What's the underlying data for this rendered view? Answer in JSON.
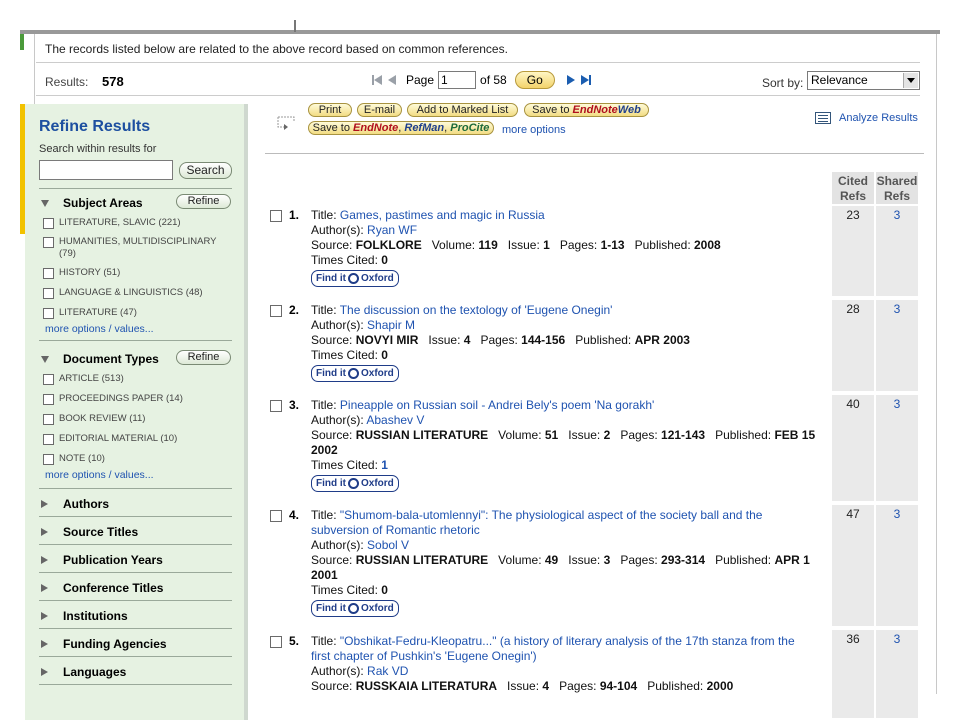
{
  "header": {
    "notice": "The records listed below are related to the above record based on common references.",
    "results_label": "Results:",
    "results_count": "578",
    "page_label": "Page",
    "page_value": "1",
    "page_of": "of 58",
    "go_label": "Go",
    "sort_label": "Sort by:",
    "sort_value": "Relevance"
  },
  "sidebar": {
    "title": "Refine Results",
    "search_hint": "Search within results for",
    "search_button": "Search",
    "refine_label": "Refine",
    "subject_areas": {
      "label": "Subject Areas",
      "options": [
        "LITERATURE, SLAVIC (221)",
        "HUMANITIES, MULTIDISCIPLINARY (79)",
        "HISTORY (51)",
        "LANGUAGE & LINGUISTICS (48)",
        "LITERATURE (47)"
      ],
      "more": "more options / values..."
    },
    "document_types": {
      "label": "Document Types",
      "options": [
        "ARTICLE (513)",
        "PROCEEDINGS PAPER (14)",
        "BOOK REVIEW (11)",
        "EDITORIAL MATERIAL (10)",
        "NOTE (10)"
      ],
      "more": "more options / values..."
    },
    "collapsed": [
      "Authors",
      "Source Titles",
      "Publication Years",
      "Conference Titles",
      "Institutions",
      "Funding Agencies",
      "Languages"
    ]
  },
  "toolbar": {
    "print": "Print",
    "email": "E-mail",
    "marked_list": "Add to Marked List",
    "save_to": "Save to",
    "endnote_web_a": "EndNote",
    "endnote_web_b": "Web",
    "save_to2": "Save to",
    "endnote": "EndNote",
    "refman": "RefMan",
    "procite": "ProCite",
    "more_options": "more options",
    "analyze": "Analyze Results"
  },
  "columns": {
    "cited_refs": "Cited Refs",
    "shared_refs": "Shared Refs"
  },
  "labels": {
    "title": "Title:",
    "authors": "Author(s):",
    "source": "Source:",
    "volume": "Volume:",
    "issue": "Issue:",
    "pages": "Pages:",
    "published": "Published:",
    "times_cited": "Times Cited:",
    "find_it": "Find it",
    "oxford": "Oxford"
  },
  "records": [
    {
      "num": "1.",
      "title": "Games, pastimes and magic in Russia",
      "authors": "Ryan WF",
      "source": "FOLKLORE",
      "volume": "119",
      "issue": "1",
      "pages": "1-13",
      "published": "2008",
      "times_cited": "0",
      "cited_refs": "23",
      "shared_refs": "3"
    },
    {
      "num": "2.",
      "title": "The discussion on the textology of 'Eugene Onegin'",
      "authors": "Shapir M",
      "source": "NOVYI MIR",
      "issue": "4",
      "pages": "144-156",
      "published": "APR 2003",
      "times_cited": "0",
      "cited_refs": "28",
      "shared_refs": "3"
    },
    {
      "num": "3.",
      "title": "Pineapple on Russian soil - Andrei Bely's poem 'Na gorakh'",
      "authors": "Abashev V",
      "source": "RUSSIAN LITERATURE",
      "volume": "51",
      "issue": "2",
      "pages": "121-143",
      "published": "FEB 15 2002",
      "times_cited": "1",
      "cited_refs": "40",
      "shared_refs": "3"
    },
    {
      "num": "4.",
      "title": "\"Shumom-bala-utomlennyi\": The physiological aspect of the society ball and the subversion of Romantic rhetoric",
      "authors": "Sobol V",
      "source": "RUSSIAN LITERATURE",
      "volume": "49",
      "issue": "3",
      "pages": "293-314",
      "published": "APR 1 2001",
      "times_cited": "0",
      "cited_refs": "47",
      "shared_refs": "3"
    },
    {
      "num": "5.",
      "title": "\"Obshikat-Fedru-Kleopatru...\" (a history of literary analysis of the 17th stanza from the first chapter of Pushkin's 'Eugene Onegin')",
      "authors": "Rak VD",
      "source": "RUSSKAIA LITERATURA",
      "issue": "4",
      "pages": "94-104",
      "published": "2000",
      "cited_refs": "36",
      "shared_refs": "3"
    }
  ]
}
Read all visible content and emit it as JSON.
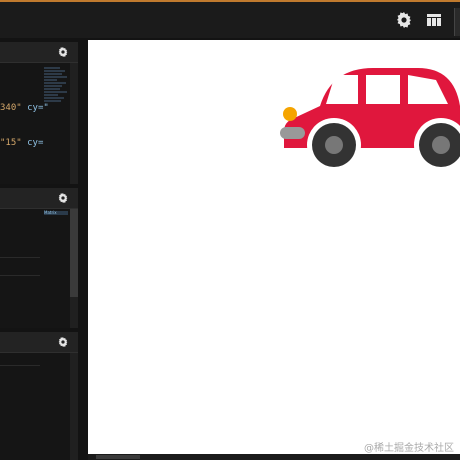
{
  "toolbar": {
    "settings_icon": "gear-icon",
    "layout_icon": "layout-grid-icon"
  },
  "editors": [
    {
      "panel": "html",
      "settings_icon": "gear-icon",
      "code_line_1": {
        "value": "340\"",
        "attr": " cy=\""
      },
      "code_line_2": {
        "value": "\"15\"",
        "attr": " cy="
      }
    },
    {
      "panel": "css",
      "settings_icon": "gear-icon",
      "minimap_label": "Matrix"
    },
    {
      "panel": "js",
      "settings_icon": "gear-icon"
    }
  ],
  "preview": {
    "car": {
      "body_color": "#e0173d",
      "window_color": "#ffffff",
      "tire_color": "#333333",
      "hubcap_color": "#777777",
      "headlight_color": "#f5a400",
      "bumper_color": "#999999"
    }
  },
  "watermark": "@稀土掘金技术社区"
}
- - - - -
Problem to work on
In the listing above, count each line that holds the string "records". Give the number only.

Task result
2